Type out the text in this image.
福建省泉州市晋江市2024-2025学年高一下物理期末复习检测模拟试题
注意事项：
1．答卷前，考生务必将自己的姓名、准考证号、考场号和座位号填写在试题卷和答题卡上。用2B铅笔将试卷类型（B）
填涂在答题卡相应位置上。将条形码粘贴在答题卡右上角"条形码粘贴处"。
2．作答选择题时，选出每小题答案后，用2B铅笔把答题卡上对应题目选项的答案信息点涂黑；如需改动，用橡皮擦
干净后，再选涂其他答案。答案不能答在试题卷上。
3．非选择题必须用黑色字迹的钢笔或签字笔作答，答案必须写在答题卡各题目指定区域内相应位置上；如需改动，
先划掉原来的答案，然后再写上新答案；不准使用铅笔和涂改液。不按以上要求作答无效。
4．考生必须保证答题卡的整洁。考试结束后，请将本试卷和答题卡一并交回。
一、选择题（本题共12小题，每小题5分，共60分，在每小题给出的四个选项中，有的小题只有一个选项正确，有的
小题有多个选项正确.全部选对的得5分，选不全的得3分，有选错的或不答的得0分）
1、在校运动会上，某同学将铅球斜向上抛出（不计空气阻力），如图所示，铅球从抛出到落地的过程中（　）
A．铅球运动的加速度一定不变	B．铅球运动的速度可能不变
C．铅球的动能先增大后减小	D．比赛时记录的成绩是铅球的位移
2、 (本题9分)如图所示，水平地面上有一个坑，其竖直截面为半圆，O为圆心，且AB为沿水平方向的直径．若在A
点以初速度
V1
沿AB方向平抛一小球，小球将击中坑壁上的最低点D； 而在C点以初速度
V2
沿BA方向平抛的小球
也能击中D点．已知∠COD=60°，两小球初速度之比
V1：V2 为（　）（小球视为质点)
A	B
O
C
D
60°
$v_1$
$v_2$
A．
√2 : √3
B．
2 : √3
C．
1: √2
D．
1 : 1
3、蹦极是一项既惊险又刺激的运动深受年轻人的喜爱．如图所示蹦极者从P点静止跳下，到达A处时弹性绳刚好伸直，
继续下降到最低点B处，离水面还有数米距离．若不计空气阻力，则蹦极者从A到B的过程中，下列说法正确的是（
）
==
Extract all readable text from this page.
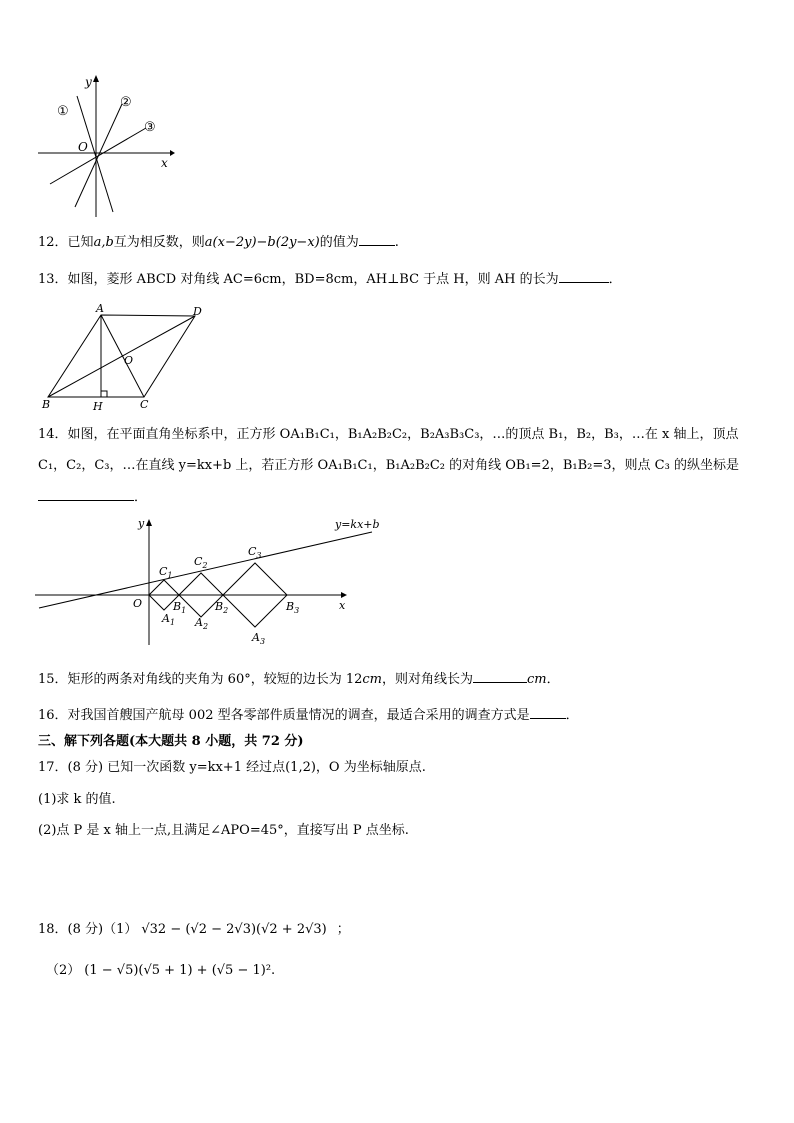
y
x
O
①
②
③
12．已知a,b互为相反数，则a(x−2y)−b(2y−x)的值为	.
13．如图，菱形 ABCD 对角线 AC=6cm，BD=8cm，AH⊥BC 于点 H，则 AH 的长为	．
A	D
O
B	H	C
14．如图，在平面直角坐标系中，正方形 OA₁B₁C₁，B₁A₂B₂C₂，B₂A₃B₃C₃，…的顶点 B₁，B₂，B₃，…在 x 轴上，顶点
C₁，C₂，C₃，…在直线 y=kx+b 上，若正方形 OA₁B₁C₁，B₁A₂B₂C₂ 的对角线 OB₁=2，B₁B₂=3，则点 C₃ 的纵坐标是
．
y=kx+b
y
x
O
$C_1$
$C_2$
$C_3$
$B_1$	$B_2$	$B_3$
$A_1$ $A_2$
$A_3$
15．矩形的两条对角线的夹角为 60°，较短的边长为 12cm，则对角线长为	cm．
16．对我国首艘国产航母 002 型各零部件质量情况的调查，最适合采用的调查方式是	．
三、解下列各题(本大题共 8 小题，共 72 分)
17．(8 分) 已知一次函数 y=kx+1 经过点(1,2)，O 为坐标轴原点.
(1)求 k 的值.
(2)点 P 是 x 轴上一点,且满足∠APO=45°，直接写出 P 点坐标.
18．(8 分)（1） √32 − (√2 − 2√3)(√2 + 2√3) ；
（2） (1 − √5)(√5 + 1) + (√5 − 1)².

Problem to work on »
Extract every line from the records above that contains the word "this".

Worked solution »
Type out the text in this image.
Extract all readable text from this page.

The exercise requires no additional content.